Task prompt :: Sift the material for lines containing "that", and return them.

Dataset excerpts ::
=====

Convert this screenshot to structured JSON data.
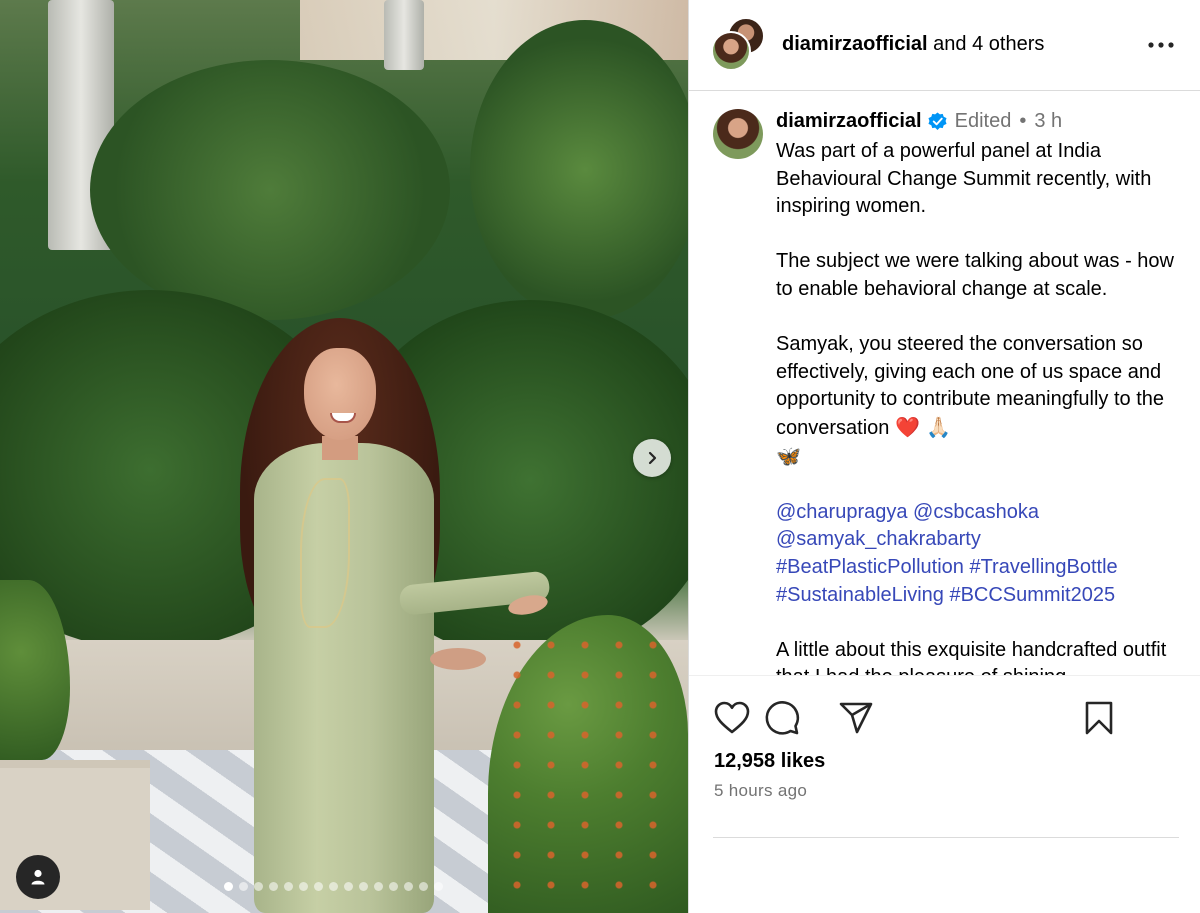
{
  "post": {
    "username": "diamirzaofficial",
    "coauthors_text": "and 4 others",
    "edited_label": "Edited",
    "separator": "•",
    "time_short": "3 h",
    "caption_paragraphs": [
      "Was part of a powerful panel at India Behavioural Change Summit recently, with inspiring women.",
      "The subject we were talking about was - how to enable behavioral change at scale.",
      "Samyak, you steered the conversation so effectively, giving each one of us space and opportunity to contribute meaningfully to the conversation"
    ],
    "caption_emojis": "❤️ 🙏🏻",
    "caption_emoji_line2": "🦋",
    "mentions_line1": "@charupragya @csbcashoka",
    "mentions_line2": "@samyak_chakrabarty",
    "hashtags_line1": "#BeatPlasticPollution #TravellingBottle",
    "hashtags_line2": "#SustainableLiving #BCCSummit2025",
    "caption_tail": "A little about this exquisite handcrafted outfit that I had the pleasure of shining",
    "likes": "12,958 likes",
    "time_ago": "5 hours ago"
  },
  "media": {
    "carousel_count": 15,
    "active_index": 0
  },
  "icons": {
    "like": "heart-icon",
    "comment": "comment-icon",
    "share": "send-icon",
    "save": "bookmark-icon",
    "more": "more-options-icon",
    "next": "chevron-right-icon",
    "tagged": "user-icon",
    "verified": "verified-badge-icon"
  },
  "colors": {
    "verified": "#0095f6",
    "link": "#00376b",
    "hashtag": "#3748b8",
    "secondary_text": "#737373"
  }
}
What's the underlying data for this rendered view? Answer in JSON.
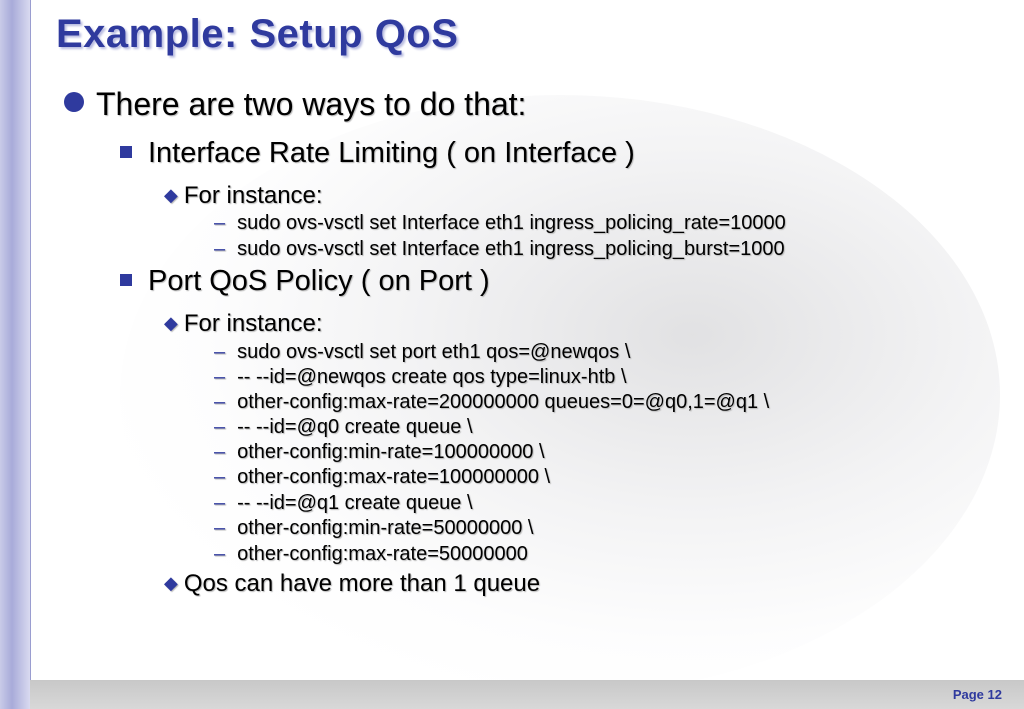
{
  "slide": {
    "title": "Example: Setup QoS",
    "page_label": "Page 12"
  },
  "bullets": {
    "intro": "There are two ways to do that:",
    "method1": "Interface Rate Limiting ( on Interface )",
    "method1_instance": "For instance:",
    "method1_cmds": [
      "sudo ovs-vsctl set Interface eth1 ingress_policing_rate=10000",
      "sudo ovs-vsctl set Interface eth1 ingress_policing_burst=1000"
    ],
    "method2": "Port  QoS Policy ( on Port )",
    "method2_instance": "For instance:",
    "method2_cmds": [
      "sudo ovs-vsctl set port eth1 qos=@newqos \\",
      "-- --id=@newqos create qos type=linux-htb \\",
      "other-config:max-rate=200000000 queues=0=@q0,1=@q1 \\",
      "-- --id=@q0 create queue \\",
      "other-config:min-rate=100000000 \\",
      "other-config:max-rate=100000000 \\",
      "-- --id=@q1 create queue \\",
      "other-config:min-rate=50000000 \\",
      "other-config:max-rate=50000000"
    ],
    "note": "Qos can have more than 1 queue"
  },
  "colors": {
    "accent": "#2f3a9e",
    "side_bar": "#a8abd9",
    "footer": "#cccccc"
  }
}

=====

Expected output ::
    "caption_tail": "A little about this exquisite handcrafted outfit that I had the pleasure of shining",
    "intro": "There are two ways to do that:",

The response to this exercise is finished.